Task directions:
Exactly repeat the material, dropping only the pictures.
─── Records shown ───
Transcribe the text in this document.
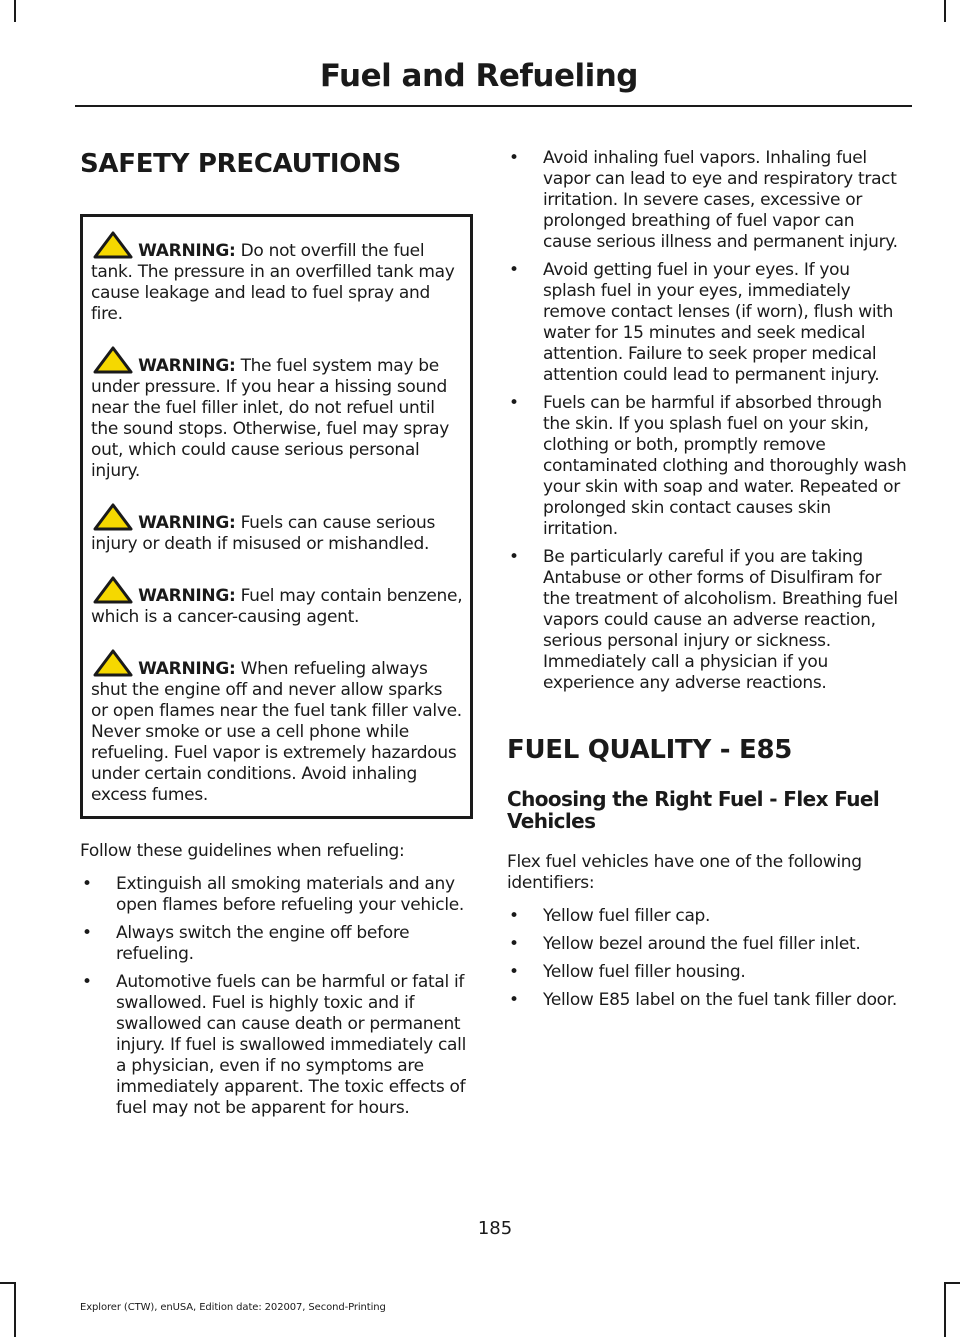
Fuel and Refueling
SAFETY PRECAUTIONS
WARNING: Do not overfill the fuel tank. The pressure in an overfilled tank may cause leakage and lead to fuel spray and fire.
WARNING: The fuel system may be under pressure. If you hear a hissing sound near the fuel filler inlet, do not refuel until the sound stops. Otherwise, fuel may spray out, which could cause serious personal injury.
WARNING: Fuels can cause serious injury or death if misused or mishandled.
WARNING: Fuel may contain benzene, which is a cancer-causing agent.
WARNING: When refueling always shut the engine off and never allow sparks or open flames near the fuel tank filler valve. Never smoke or use a cell phone while refueling. Fuel vapor is extremely hazardous under certain conditions. Avoid inhaling excess fumes.
Follow these guidelines when refueling:
• Extinguish all smoking materials and any open flames before refueling your vehicle.
• Always switch the engine off before refueling.
• Automotive fuels can be harmful or fatal if swallowed. Fuel is highly toxic and if swallowed can cause death or permanent injury. If fuel is swallowed immediately call a physician, even if no symptoms are immediately apparent. The toxic effects of fuel may not be apparent for hours.
• Avoid inhaling fuel vapors. Inhaling fuel vapor can lead to eye and respiratory tract irritation. In severe cases, excessive or prolonged breathing of fuel vapor can cause serious illness and permanent injury.
• Avoid getting fuel in your eyes. If you splash fuel in your eyes, immediately remove contact lenses (if worn), flush with water for 15 minutes and seek medical attention. Failure to seek proper medical attention could lead to permanent injury.
• Fuels can be harmful if absorbed through the skin. If you splash fuel on your skin, clothing or both, promptly remove contaminated clothing and thoroughly wash your skin with soap and water. Repeated or prolonged skin contact causes skin irritation.
• Be particularly careful if you are taking Antabuse or other forms of Disulfiram for the treatment of alcoholism. Breathing fuel vapors could cause an adverse reaction, serious personal injury or sickness. Immediately call a physician if you experience any adverse reactions.
FUEL QUALITY - E85
Choosing the Right Fuel - Flex Fuel Vehicles
Flex fuel vehicles have one of the following identifiers:
• Yellow fuel filler cap.
• Yellow bezel around the fuel filler inlet.
• Yellow fuel filler housing.
• Yellow E85 label on the fuel tank filler door.
185
Explorer (CTW), enUSA, Edition date: 202007, Second-Printing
───
Output of the task:
Transcribe the text in this document.
Fuel and Refueling
SAFETY PRECAUTIONS
WARNING: Do not overfill the fuel tank. The pressure in an overfilled tank may cause leakage and lead to fuel spray and fire.
WARNING: The fuel system may be under pressure. If you hear a hissing sound near the fuel filler inlet, do not refuel until the sound stops. Otherwise, fuel may spray out, which could cause serious personal injury.
WARNING: Fuels can cause serious injury or death if misused or mishandled.
WARNING: Fuel may contain benzene, which is a cancer-causing agent.
WARNING: When refueling always shut the engine off and never allow sparks or open flames near the fuel tank filler valve. Never smoke or use a cell phone while refueling. Fuel vapor is extremely hazardous under certain conditions. Avoid inhaling excess fumes.
Follow these guidelines when refueling:
• Extinguish all smoking materials and any open flames before refueling your vehicle.
• Always switch the engine off before refueling.
• Automotive fuels can be harmful or fatal if swallowed. Fuel is highly toxic and if swallowed can cause death or permanent injury. If fuel is swallowed immediately call a physician, even if no symptoms are immediately apparent. The toxic effects of fuel may not be apparent for hours.
• Avoid inhaling fuel vapors. Inhaling fuel vapor can lead to eye and respiratory tract irritation. In severe cases, excessive or prolonged breathing of fuel vapor can cause serious illness and permanent injury.
• Avoid getting fuel in your eyes. If you splash fuel in your eyes, immediately remove contact lenses (if worn), flush with water for 15 minutes and seek medical attention. Failure to seek proper medical attention could lead to permanent injury.
• Fuels can be harmful if absorbed through the skin. If you splash fuel on your skin, clothing or both, promptly remove contaminated clothing and thoroughly wash your skin with soap and water. Repeated or prolonged skin contact causes skin irritation.
• Be particularly careful if you are taking Antabuse or other forms of Disulfiram for the treatment of alcoholism. Breathing fuel vapors could cause an adverse reaction, serious personal injury or sickness. Immediately call a physician if you experience any adverse reactions.
FUEL QUALITY - E85
Choosing the Right Fuel - Flex Fuel Vehicles
Flex fuel vehicles have one of the following identifiers:
• Yellow fuel filler cap.
• Yellow bezel around the fuel filler inlet.
• Yellow fuel filler housing.
• Yellow E85 label on the fuel tank filler door.
185
Explorer (CTW), enUSA, Edition date: 202007, Second-Printing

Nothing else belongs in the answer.